◆ RECORDED DATA
━━━━━━━━━━━━━━━━━━━━━━━━━━━━━━
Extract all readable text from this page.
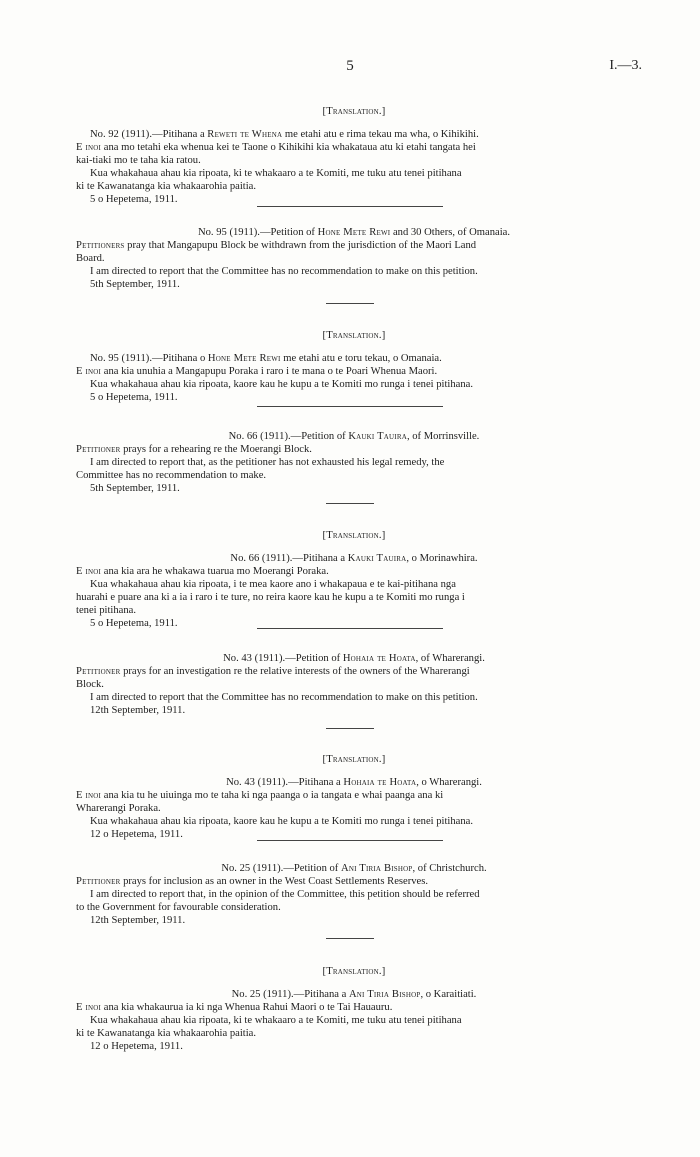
5	I.—3.

[Translation.]

No. 92 (1911).—Pitihana a Reweti te Whena me etahi atu e rima tekau ma wha, o Kihikihi.

E inoi ana mo tetahi eka whenua kei te Taone o Kihikihi kia whakataua atu ki etahi tangata hei

kai-tiaki mo te taha kia ratou.

Kua whakahaua ahau kia ripoata, ki te whakaaro a te Komiti, me tuku atu tenei pitihana

ki te Kawanatanga kia whakaarohia paitia.

5 o Hepetema, 1911.

No. 95 (1911).—Petition of Hone Mete Rewi and 30 Others, of Omanaia.

Petitioners pray that Mangapupu Block be withdrawn from the jurisdiction of the Maori Land

Board.

I am directed to report that the Committee has no recommendation to make on this petition.

5th September, 1911.

[Translation.]

No. 95 (1911).—Pitihana o Hone Mete Rewi me etahi atu e toru tekau, o Omanaia.

E inoi ana kia unuhia a Mangapupu Poraka i raro i te mana o te Poari Whenua Maori.

Kua whakahaua ahau kia ripoata, kaore kau he kupu a te Komiti mo runga i tenei pitihana.

5 o Hepetema, 1911.

No. 66 (1911).—Petition of Kauki Tauira, of Morrinsville.

Petitioner prays for a rehearing re the Moerangi Block.

I am directed to report that, as the petitioner has not exhausted his legal remedy, the

Committee has no recommendation to make.

5th September, 1911.

[Translation.]

No. 66 (1911).—Pitihana a Kauki Tauira, o Morinawhira.

E inoi ana kia ara he whakawa tuarua mo Moerangi Poraka.

Kua whakahaua ahau kia ripoata, i te mea kaore ano i whakapaua e te kai-pitihana nga

huarahi e puare ana ki a ia i raro i te ture, no reira kaore kau he kupu a te Komiti mo runga i

tenei pitihana.

5 o Hepetema, 1911.

No. 43 (1911).—Petition of Hohaia te Hoata, of Wharerangi.

Petitioner prays for an investigation re the relative interests of the owners of the Wharerangi

Block.

I am directed to report that the Committee has no recommendation to make on this petition.

12th September, 1911.

[Translation.]

No. 43 (1911).—Pitihana a Hohaia te Hoata, o Wharerangi.

E inoi ana kia tu he uiuinga mo te taha ki nga paanga o ia tangata e whai paanga ana ki

Wharerangi Poraka.

Kua whakahaua ahau kia ripoata, kaore kau he kupu a te Komiti mo runga i tenei pitihana.

12 o Hepetema, 1911.

No. 25 (1911).—Petition of Ani Tiria Bishop, of Christchurch.

Petitioner prays for inclusion as an owner in the West Coast Settlements Reserves.

I am directed to report that, in the opinion of the Committee, this petition should be referred

to the Government for favourable consideration.

12th September, 1911.

[Translation.]

No. 25 (1911).—Pitihana a Ani Tiria Bishop, o Karaitiati.

E inoi ana kia whakaurua ia ki nga Whenua Rahui Maori o te Tai Hauauru.

Kua whakahaua ahau kia ripoata, ki te whakaaro a te Komiti, me tuku atu tenei pitihana

ki te Kawanatanga kia whakaarohia paitia.

12 o Hepetema, 1911.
━━━━━━━━━━━━━━━━━━━━━━━━━━━━━━
◆ GIVEN INSTRUCTION
From the entries above, copy out every line where the string "Block" appears.

◆ RESULT OF THIS EXERCISE
Petitioners pray that Mangapupu Block be withdrawn from the jurisdiction of the Maori Land
Petitioner prays for a rehearing re the Moerangi Block.
Block.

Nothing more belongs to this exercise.